_Instructions to follow_. Go through the data below and gather each line containing "JSON".

_Records for processing_.
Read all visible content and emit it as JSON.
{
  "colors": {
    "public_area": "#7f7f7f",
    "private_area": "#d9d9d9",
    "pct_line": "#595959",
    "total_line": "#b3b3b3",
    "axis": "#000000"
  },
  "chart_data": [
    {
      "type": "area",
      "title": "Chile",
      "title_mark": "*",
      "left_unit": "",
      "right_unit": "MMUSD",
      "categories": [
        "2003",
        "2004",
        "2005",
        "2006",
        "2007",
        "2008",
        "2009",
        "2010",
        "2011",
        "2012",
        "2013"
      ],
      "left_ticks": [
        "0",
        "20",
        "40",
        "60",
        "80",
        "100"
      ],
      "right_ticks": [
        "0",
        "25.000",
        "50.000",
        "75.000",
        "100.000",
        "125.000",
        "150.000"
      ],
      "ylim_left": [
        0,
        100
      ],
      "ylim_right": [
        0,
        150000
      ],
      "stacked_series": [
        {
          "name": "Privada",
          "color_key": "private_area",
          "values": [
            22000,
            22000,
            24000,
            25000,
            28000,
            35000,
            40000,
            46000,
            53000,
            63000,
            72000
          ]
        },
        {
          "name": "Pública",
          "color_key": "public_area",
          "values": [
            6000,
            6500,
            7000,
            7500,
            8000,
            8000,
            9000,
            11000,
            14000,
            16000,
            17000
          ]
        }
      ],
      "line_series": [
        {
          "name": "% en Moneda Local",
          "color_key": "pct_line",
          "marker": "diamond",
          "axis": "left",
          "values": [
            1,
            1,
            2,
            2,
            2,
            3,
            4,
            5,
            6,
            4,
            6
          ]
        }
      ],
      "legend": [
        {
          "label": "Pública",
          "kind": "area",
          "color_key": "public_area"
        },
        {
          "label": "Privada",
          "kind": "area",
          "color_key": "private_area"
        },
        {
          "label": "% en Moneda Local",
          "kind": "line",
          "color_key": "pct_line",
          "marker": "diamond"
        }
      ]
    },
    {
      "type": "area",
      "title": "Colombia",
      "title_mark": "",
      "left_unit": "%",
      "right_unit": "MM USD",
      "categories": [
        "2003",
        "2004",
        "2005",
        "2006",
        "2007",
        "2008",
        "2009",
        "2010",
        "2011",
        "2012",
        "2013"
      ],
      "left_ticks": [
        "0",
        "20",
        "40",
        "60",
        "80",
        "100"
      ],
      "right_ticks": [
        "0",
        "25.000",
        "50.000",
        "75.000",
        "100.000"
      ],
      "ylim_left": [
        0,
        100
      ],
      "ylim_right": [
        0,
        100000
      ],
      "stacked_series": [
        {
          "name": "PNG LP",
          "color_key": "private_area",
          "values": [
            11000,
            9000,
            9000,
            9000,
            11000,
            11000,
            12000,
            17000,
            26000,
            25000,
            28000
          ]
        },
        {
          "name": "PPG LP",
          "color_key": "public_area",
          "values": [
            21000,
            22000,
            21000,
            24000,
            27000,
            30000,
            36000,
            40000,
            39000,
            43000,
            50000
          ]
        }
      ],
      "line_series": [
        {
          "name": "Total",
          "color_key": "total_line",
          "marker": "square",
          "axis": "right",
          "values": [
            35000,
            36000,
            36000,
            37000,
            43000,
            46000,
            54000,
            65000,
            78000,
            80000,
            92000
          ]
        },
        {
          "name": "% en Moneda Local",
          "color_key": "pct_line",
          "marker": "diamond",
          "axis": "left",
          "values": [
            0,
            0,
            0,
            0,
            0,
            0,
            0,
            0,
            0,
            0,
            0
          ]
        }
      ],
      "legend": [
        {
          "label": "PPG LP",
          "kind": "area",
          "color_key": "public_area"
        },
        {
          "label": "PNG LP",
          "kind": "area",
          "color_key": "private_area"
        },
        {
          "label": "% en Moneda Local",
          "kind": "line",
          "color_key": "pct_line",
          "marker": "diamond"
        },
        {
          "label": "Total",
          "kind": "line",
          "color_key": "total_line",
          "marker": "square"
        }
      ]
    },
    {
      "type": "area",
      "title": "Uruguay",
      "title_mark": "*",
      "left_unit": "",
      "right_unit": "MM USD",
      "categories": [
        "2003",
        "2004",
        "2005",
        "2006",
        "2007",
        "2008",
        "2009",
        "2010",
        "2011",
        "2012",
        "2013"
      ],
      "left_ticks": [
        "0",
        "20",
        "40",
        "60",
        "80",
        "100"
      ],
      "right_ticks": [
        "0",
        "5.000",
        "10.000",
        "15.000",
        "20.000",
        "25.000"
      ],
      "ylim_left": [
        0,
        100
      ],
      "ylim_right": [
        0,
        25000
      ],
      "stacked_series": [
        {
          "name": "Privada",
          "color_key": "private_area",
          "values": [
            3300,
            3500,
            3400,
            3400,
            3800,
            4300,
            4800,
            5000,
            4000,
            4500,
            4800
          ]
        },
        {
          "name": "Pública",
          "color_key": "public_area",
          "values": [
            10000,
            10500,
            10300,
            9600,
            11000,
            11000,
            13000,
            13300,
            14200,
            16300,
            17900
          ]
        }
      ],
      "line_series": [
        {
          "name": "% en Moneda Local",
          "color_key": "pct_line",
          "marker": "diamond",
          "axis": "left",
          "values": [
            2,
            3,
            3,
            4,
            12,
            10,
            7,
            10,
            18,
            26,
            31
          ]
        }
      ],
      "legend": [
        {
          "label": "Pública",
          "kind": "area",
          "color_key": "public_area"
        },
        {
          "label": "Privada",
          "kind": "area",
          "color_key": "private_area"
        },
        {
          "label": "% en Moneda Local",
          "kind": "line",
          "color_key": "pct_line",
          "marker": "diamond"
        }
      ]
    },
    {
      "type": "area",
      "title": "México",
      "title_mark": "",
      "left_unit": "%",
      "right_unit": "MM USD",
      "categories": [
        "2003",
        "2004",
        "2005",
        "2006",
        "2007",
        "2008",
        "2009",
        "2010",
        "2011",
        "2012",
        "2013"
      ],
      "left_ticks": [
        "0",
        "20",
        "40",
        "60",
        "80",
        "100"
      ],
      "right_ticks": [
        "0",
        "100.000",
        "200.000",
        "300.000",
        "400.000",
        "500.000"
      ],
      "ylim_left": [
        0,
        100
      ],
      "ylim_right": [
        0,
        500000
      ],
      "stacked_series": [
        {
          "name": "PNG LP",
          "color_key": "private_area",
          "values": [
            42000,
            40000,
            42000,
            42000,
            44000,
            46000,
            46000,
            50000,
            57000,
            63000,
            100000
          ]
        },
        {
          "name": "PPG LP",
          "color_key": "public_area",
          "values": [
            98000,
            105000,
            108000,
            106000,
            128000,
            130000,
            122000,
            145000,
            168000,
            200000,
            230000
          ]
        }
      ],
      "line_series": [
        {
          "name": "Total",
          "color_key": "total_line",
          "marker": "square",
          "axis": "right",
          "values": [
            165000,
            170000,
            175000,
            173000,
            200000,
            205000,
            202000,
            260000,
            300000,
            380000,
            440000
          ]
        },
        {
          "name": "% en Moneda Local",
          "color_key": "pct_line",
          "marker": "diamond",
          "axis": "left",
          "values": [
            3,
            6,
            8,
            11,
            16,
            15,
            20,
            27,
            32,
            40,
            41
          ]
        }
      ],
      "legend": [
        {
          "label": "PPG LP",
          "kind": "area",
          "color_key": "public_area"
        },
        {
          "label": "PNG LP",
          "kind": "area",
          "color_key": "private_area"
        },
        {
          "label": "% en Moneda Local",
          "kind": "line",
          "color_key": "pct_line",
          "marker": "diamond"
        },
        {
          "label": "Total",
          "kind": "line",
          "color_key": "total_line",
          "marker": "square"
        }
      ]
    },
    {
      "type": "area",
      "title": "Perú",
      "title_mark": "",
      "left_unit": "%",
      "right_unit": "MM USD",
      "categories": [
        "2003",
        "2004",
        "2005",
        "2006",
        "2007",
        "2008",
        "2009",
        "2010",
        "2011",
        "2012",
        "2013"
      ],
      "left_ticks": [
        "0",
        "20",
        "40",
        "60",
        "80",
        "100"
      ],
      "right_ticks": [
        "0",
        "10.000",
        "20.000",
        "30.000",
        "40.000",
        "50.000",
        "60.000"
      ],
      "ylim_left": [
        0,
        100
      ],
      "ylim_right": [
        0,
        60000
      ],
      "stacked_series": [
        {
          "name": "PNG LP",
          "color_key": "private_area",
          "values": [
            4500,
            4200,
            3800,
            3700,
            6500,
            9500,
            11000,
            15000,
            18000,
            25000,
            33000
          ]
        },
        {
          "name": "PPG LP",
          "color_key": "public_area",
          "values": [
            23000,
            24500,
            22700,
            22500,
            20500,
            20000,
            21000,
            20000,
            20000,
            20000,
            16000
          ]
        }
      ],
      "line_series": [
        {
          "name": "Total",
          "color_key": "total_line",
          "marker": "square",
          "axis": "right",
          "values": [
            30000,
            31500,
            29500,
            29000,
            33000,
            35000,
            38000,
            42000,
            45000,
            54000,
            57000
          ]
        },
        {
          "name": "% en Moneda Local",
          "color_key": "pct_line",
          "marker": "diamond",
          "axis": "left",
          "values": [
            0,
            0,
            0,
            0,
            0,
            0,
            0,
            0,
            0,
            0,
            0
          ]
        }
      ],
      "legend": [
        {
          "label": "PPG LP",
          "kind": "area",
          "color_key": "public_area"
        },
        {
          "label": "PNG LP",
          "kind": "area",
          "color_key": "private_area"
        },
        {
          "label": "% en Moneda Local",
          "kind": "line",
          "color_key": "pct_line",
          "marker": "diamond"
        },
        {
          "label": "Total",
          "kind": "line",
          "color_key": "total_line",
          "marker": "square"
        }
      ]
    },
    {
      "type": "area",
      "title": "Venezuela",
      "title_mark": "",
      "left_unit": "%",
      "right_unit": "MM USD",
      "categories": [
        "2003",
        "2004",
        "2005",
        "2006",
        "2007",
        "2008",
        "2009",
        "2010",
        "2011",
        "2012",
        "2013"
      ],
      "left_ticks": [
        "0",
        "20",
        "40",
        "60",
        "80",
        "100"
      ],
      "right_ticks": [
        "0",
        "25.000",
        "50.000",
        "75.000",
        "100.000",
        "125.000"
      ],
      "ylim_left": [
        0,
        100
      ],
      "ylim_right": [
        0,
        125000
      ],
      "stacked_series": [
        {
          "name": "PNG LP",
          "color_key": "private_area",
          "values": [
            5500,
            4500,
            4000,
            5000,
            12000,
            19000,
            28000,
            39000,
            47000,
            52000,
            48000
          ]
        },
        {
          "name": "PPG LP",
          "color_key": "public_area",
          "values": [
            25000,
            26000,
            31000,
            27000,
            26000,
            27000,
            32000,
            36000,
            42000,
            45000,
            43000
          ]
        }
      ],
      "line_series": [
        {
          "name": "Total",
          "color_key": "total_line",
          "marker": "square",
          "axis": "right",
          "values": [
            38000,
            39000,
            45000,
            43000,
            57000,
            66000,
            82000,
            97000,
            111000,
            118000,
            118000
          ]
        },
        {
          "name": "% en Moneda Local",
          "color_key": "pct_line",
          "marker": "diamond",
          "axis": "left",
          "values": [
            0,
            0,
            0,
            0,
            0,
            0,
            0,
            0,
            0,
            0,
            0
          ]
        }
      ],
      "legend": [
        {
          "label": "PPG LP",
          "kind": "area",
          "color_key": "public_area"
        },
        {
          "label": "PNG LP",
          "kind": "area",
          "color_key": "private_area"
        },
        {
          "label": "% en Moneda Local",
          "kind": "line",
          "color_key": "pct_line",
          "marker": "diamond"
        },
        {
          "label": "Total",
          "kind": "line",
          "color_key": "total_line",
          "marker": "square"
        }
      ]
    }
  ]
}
--
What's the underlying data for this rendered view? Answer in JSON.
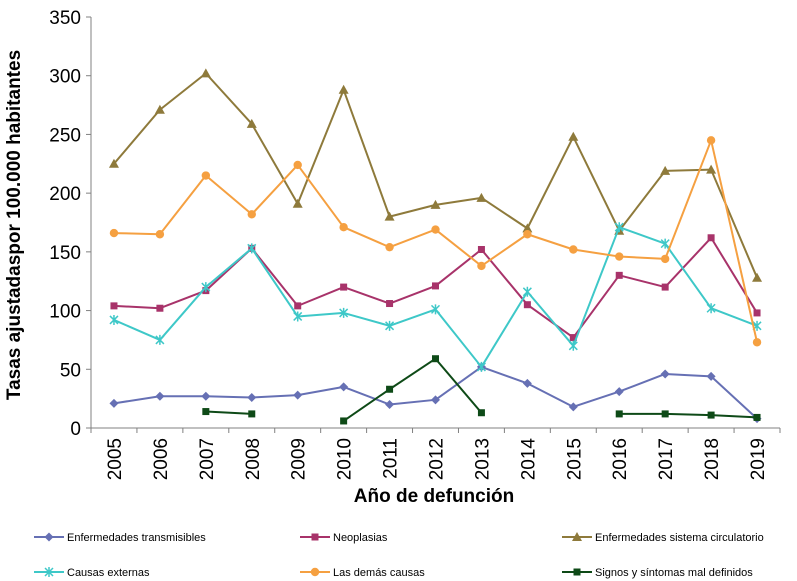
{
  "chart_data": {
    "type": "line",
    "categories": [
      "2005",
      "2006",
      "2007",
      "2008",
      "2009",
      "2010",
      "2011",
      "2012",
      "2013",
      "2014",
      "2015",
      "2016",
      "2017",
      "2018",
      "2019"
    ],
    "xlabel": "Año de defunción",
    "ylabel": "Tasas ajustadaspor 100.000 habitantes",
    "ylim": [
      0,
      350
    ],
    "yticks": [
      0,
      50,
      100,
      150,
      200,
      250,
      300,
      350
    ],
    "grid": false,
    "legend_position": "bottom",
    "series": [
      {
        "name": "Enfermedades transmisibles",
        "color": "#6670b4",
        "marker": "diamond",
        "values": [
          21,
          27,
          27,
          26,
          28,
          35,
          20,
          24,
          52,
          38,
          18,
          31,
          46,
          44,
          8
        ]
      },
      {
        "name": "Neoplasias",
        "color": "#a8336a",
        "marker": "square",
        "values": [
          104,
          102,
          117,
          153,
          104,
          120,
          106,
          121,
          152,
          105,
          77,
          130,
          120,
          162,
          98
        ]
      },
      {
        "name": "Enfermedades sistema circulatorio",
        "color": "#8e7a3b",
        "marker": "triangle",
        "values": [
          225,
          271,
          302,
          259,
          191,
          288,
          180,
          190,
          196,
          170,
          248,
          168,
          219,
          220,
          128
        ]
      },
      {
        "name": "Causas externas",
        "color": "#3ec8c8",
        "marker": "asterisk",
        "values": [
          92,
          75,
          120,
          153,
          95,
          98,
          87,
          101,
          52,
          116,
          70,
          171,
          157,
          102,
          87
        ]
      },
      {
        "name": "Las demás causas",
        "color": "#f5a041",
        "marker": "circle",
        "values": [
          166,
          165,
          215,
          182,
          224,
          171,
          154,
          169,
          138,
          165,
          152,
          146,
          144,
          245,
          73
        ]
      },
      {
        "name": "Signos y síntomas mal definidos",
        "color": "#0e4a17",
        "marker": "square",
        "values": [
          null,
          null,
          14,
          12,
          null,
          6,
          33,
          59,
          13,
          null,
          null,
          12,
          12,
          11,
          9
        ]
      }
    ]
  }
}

_Task result_.
Read all visible content and emit it as JSON.
What's the underlying data for this rendered view? Answer in JSON.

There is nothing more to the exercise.